■ **CHALLENGE 1**: Repeat the passage on King Abdullah Economic City Stadium word for word, from "Construction" up to and including "World Cup (planned)".
■ **CHALLENGE 2**: Go on with the passage on King Abdullah Economic City Stadium, starting after its final sentence.
* start TEXT PROVIDED *
King Abdullah Economic City Stadium ملعب مدينة الملك عبدالله الاقتصادية
- Planned design of the stadium
- Interactive map of King Abdullah Economic City Stadium ملعب مدينة الملك عبدالله الاقتصادية
- Location: King Abdullah Economic City, Rabigh, Saudi Arabia
- Coordinates: 22°24′43″N 39°11′10″E﻿ / ﻿22.412°N 39.186°E
- Owner: Ministry of Sport
- Operator: Ministry of Sport
- Capacity: 45,700
- Surface: Hybrid grass
- Field size: Field of play: 105m × 68m Pitch area: 125m × 85m

Construction
- Groundbreaking: 2027; 1 year's time (planned)
- Opened: 2032; 6 years' time (planned)
- Architect: AFL Architects

Tenant
- 2034 FIFA World Cup (planned)

= King Abdullah Economic City Stadium =

Planned multi-purpose stadium in King Abdullah Economic City, Saudi Arabia

King Abdullah Economic City Stadium (ملعب مدينة الملك عبد الله الاقتصادية) is a planned multi-purpose stadium in King Abdullah Economic City, Rabigh, Saudi Arabia on the Red Sea coast north of Jeddah. It is set to be a venue for the 2034 FIFA World Cup and has a proposed capacity of 45,700 people, where it will host fixtures in the group stage and round of 32.
* end TEXT PROVIDED *
* start DATA *
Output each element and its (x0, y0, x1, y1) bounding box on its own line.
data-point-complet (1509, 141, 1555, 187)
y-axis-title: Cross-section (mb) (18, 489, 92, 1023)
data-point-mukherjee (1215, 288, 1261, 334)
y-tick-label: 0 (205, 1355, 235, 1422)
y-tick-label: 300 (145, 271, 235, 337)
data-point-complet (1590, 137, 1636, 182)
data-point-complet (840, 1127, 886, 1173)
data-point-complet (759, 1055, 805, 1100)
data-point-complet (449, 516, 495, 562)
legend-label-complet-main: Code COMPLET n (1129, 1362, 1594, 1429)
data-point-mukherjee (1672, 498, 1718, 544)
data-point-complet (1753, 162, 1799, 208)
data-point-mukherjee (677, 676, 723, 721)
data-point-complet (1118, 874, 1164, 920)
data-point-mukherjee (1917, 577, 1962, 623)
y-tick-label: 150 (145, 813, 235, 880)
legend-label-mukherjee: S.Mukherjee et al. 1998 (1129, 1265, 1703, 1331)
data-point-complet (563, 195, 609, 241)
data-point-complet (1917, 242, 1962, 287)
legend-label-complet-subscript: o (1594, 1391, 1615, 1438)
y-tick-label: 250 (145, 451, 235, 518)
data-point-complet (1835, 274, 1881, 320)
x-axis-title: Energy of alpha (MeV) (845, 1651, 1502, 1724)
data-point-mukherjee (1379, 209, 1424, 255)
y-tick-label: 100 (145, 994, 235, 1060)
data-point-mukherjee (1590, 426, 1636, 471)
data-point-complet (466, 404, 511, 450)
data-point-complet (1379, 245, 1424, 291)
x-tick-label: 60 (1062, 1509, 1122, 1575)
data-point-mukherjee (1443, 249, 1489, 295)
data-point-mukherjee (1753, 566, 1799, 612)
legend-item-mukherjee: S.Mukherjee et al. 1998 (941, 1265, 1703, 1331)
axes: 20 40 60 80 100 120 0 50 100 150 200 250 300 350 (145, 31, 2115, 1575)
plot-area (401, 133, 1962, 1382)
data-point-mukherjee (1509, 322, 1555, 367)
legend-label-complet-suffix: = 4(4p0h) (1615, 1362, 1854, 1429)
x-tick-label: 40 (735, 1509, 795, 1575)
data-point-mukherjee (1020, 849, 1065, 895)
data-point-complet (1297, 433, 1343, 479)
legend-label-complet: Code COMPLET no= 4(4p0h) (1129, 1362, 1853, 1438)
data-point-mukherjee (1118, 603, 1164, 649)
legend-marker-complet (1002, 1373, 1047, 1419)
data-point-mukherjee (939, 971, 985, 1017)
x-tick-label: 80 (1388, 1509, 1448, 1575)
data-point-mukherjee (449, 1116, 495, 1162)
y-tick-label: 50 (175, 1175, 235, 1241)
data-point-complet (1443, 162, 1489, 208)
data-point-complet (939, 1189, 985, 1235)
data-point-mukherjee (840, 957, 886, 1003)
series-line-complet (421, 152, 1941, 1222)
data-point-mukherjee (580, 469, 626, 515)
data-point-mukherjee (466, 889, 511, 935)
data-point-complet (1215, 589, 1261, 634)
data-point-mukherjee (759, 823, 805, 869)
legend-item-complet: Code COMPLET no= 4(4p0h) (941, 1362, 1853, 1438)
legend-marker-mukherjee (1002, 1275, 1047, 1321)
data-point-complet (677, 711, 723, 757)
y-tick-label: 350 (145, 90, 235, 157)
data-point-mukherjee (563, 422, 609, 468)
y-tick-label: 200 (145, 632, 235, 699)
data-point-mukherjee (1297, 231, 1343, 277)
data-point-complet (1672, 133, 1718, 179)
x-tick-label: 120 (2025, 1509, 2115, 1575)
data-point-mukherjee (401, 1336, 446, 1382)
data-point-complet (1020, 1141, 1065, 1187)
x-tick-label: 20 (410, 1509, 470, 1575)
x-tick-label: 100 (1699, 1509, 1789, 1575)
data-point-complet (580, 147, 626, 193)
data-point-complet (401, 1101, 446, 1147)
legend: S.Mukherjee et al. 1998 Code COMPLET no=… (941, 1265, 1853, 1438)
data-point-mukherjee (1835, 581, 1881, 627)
* end DATA *
■ **OUTPUT 1**:
Construction
- Groundbreaking: 2027; 1 year's time (planned)
- Opened: 2032; 6 years' time (planned)
- Architect: AFL Architects

Tenant
- 2034 FIFA World Cup (planned)

■ **OUTPUT 2**:
==Overview==
King Abdullah Economic City is a planned city in Rabigh Governorate, Mecca Province, Saudi Arabia. It was announced as a megaproject in 2005 by King Abdullah, and the city — including its stadium — was named in his honor. It is located in close proximity to Thuwal, almost 100 km north of Jeddah.

==Description==

=== Construction ===
Construction on the stadium is planned to begin in 2027 and its opening will take place in 2032. The primary architects hired to design the stadium will be AFL Architects based out of Manchester. AFL said the stadium will feature energy-efficient systems and green spaces as part of plans to prioritize the conservation of resources and the reduction of its ecological footprint.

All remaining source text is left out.